**SET TASK**
Every line containing the word "screenshot" needs to be found and copied.

# START OF RECORDS PROVIDED

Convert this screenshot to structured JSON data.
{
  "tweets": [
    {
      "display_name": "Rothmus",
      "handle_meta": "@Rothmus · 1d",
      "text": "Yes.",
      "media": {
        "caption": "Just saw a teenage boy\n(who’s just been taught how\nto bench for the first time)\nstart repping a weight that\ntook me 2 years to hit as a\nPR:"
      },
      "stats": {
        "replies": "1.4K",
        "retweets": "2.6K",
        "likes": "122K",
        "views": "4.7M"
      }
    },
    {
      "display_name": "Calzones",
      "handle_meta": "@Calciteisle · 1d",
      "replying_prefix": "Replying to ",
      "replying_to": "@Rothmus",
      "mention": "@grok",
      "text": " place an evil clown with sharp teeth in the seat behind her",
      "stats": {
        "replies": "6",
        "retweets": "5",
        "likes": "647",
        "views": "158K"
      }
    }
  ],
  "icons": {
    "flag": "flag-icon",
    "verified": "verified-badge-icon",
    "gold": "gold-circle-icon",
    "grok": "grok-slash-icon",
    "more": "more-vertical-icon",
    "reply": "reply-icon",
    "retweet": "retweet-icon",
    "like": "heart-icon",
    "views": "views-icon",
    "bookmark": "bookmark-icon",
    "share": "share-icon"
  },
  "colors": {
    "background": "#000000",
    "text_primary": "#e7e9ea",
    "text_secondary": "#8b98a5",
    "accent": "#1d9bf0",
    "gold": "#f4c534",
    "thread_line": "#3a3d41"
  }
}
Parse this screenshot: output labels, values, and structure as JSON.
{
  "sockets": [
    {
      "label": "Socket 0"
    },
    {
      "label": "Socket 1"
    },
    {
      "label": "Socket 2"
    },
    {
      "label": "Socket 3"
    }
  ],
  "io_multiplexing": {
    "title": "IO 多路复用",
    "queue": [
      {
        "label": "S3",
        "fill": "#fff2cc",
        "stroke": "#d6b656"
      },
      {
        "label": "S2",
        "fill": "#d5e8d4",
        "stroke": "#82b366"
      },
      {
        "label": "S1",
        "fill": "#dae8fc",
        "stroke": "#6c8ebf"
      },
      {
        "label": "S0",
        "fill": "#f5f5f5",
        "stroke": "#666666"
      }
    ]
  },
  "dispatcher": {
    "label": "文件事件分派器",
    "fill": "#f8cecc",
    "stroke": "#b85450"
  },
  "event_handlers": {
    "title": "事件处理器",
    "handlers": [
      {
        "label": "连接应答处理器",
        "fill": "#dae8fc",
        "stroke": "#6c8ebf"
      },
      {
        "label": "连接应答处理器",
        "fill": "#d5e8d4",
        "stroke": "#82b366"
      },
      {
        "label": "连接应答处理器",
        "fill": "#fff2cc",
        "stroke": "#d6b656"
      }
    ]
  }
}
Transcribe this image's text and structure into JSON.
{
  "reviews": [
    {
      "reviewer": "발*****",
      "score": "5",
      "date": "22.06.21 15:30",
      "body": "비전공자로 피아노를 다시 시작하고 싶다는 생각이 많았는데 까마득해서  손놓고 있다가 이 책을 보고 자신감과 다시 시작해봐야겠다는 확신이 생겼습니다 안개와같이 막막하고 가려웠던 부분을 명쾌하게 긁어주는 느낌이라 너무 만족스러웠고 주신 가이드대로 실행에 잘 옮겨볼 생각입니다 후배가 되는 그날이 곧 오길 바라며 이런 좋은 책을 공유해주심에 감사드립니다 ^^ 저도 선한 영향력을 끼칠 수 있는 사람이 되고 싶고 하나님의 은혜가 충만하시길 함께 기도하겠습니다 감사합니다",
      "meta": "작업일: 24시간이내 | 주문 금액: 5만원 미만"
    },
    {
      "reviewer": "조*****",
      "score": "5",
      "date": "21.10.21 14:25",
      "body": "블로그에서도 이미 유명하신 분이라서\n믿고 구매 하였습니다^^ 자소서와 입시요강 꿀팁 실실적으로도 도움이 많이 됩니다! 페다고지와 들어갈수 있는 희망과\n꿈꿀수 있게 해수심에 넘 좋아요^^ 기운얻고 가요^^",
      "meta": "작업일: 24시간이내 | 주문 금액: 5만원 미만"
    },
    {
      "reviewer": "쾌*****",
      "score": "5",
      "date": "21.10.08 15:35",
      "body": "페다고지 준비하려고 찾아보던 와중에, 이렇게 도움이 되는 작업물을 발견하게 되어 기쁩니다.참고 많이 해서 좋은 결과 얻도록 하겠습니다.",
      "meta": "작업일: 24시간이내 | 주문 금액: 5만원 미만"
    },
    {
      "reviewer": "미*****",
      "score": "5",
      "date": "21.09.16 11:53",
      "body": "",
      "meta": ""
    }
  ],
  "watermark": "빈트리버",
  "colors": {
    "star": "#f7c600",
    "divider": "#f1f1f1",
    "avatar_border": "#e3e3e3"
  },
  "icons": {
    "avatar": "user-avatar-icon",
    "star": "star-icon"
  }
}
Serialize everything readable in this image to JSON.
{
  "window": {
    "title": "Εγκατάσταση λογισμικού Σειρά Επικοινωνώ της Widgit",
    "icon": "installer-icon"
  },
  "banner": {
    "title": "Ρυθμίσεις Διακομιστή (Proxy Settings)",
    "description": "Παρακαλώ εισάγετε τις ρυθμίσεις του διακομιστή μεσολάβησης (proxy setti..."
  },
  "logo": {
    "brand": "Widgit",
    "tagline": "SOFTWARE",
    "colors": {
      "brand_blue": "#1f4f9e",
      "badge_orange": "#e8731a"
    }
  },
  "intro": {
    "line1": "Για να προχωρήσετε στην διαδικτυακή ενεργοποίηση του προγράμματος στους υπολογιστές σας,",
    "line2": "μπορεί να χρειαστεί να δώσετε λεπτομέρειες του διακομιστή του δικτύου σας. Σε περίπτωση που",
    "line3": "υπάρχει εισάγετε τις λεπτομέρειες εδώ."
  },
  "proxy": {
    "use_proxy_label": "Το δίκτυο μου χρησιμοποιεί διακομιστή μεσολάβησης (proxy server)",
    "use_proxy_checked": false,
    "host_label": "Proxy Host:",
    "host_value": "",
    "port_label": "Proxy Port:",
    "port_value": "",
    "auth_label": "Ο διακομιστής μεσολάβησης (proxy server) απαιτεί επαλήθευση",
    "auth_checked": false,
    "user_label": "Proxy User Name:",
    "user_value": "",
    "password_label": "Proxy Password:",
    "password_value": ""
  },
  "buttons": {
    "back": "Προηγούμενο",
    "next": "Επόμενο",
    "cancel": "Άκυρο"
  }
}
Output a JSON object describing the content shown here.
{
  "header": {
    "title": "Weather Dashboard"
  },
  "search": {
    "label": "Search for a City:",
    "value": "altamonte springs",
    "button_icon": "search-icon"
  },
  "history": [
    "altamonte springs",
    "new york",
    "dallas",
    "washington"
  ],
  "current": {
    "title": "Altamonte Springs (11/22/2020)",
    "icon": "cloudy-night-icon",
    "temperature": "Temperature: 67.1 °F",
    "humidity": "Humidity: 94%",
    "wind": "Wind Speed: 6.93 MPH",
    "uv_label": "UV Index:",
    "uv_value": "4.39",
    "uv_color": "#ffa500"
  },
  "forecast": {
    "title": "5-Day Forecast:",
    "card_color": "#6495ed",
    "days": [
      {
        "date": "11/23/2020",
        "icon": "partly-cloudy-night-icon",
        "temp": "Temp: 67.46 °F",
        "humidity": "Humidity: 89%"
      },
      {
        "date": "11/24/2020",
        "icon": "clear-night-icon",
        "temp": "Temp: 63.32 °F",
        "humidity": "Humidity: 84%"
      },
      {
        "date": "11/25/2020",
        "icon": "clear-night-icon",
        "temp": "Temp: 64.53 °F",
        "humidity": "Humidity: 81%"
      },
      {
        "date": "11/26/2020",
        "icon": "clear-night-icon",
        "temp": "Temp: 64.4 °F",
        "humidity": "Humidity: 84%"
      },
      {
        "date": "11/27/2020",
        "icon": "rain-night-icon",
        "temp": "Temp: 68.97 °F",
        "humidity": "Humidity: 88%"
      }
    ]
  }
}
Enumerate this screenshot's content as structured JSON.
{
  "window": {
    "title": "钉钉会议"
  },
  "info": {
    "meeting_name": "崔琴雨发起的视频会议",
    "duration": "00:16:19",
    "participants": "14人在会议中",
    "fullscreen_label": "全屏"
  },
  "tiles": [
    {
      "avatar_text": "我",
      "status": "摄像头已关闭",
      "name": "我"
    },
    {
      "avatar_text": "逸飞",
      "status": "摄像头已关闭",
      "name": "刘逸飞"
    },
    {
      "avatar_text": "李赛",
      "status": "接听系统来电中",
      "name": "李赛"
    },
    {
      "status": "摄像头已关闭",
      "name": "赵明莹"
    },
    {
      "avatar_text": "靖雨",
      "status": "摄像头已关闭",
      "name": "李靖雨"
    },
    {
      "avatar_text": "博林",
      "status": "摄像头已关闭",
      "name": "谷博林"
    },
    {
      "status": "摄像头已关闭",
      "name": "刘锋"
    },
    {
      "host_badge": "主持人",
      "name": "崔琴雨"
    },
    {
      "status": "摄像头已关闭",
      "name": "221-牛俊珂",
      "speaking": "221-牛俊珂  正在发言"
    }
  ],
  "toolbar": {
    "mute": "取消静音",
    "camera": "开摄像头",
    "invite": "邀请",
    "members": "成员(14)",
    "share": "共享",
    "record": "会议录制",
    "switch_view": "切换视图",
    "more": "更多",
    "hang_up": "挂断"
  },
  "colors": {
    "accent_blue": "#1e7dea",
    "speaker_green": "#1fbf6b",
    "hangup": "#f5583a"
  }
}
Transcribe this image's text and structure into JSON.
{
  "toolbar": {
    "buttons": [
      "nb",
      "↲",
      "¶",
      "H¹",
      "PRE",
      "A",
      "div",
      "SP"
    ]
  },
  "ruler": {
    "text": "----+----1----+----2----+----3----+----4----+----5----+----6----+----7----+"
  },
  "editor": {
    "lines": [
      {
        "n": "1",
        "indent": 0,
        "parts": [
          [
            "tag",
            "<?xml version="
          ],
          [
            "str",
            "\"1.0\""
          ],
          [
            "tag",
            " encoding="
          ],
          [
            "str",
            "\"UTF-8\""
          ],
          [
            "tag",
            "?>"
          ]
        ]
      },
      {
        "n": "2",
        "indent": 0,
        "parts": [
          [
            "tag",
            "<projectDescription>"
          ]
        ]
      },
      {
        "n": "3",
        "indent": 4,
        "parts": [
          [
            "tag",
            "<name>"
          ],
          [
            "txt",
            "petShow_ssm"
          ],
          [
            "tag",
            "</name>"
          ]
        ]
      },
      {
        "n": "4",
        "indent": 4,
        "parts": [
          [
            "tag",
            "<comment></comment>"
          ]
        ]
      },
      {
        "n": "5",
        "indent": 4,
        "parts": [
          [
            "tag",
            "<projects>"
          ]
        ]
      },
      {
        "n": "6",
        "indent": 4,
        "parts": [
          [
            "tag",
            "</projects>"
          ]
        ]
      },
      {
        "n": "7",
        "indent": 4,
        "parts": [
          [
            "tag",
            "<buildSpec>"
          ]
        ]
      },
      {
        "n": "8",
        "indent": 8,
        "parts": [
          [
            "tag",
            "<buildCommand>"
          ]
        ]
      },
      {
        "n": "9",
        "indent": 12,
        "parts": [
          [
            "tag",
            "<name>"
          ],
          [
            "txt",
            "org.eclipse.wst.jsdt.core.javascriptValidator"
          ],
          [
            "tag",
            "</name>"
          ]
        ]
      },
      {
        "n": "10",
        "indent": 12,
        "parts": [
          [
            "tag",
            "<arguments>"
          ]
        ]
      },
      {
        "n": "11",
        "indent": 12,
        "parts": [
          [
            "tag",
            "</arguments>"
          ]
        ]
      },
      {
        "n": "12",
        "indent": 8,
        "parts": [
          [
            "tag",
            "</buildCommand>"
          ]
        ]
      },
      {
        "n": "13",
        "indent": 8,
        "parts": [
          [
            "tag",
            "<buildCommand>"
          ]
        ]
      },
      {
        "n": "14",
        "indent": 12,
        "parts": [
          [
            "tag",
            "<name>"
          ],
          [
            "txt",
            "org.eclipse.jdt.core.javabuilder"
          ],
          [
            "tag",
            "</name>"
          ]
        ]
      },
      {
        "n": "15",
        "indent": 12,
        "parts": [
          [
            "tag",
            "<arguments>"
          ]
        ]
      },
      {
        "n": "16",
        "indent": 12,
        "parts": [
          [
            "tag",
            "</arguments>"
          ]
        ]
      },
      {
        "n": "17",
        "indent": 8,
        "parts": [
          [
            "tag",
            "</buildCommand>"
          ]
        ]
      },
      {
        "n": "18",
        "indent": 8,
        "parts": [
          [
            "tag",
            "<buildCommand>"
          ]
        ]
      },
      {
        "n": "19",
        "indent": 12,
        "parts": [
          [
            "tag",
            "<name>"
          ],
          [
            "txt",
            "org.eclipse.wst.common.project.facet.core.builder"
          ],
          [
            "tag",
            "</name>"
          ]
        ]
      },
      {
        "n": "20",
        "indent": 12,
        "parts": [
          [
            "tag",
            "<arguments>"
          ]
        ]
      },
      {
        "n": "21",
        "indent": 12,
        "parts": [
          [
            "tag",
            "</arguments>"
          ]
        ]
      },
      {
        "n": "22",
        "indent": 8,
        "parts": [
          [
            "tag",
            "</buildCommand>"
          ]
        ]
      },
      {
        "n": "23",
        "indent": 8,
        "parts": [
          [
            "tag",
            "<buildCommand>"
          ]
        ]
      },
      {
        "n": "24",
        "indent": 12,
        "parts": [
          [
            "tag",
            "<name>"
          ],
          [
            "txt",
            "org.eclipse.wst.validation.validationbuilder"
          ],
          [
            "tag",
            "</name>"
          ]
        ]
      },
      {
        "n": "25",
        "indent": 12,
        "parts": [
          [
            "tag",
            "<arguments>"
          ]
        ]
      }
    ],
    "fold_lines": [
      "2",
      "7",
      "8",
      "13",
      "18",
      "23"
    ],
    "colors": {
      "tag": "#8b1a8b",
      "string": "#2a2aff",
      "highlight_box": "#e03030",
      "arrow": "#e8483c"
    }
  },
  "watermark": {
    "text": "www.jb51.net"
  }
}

# END OF RECORDS PROVIDED

**COMPLETE RESPONSE**
Convert this screenshot to structured JSON data.
Parse this screenshot: output labels, values, and structure as JSON.
Enumerate this screenshot's content as structured JSON.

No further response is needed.